[Input start]
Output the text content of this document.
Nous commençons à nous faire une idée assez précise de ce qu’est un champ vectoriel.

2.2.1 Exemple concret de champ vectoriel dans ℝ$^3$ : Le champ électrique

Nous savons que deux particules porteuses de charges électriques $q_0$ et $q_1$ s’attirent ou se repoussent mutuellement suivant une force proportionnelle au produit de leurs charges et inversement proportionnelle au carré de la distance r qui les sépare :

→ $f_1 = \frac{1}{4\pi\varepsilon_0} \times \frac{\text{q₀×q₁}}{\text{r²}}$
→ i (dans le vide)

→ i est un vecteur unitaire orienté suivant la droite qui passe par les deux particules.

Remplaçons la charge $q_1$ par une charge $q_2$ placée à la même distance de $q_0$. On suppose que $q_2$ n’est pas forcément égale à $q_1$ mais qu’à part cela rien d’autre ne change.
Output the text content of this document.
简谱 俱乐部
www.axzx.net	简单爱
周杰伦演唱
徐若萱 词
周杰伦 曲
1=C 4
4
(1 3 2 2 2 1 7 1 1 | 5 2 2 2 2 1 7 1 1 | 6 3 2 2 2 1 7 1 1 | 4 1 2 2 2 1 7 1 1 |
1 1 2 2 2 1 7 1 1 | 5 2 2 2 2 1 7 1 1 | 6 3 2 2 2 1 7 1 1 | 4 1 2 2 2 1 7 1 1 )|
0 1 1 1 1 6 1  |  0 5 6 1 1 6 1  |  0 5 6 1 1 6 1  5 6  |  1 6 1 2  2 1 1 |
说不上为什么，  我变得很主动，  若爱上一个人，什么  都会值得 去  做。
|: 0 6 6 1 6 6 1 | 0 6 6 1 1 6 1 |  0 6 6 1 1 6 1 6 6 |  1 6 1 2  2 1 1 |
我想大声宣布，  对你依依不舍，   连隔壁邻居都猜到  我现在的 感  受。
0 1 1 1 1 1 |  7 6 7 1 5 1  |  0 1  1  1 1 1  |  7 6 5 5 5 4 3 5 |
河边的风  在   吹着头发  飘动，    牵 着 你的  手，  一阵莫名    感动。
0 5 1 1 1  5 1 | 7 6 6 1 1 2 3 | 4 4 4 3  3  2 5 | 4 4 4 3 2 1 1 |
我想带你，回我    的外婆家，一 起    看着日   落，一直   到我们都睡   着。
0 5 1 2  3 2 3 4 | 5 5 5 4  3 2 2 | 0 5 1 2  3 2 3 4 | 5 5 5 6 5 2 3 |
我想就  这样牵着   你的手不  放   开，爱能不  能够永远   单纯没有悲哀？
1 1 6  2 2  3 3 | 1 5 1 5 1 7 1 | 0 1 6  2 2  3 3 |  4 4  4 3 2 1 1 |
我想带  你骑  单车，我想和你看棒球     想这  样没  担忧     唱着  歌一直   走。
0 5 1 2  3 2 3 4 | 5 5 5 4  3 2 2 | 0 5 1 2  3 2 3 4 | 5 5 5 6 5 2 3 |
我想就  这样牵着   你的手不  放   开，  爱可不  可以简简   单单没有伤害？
[Input end]
— Your instructions —
Find every line with the word "vectoriel" and state how many there are, with no other words.

— Result for this task —
2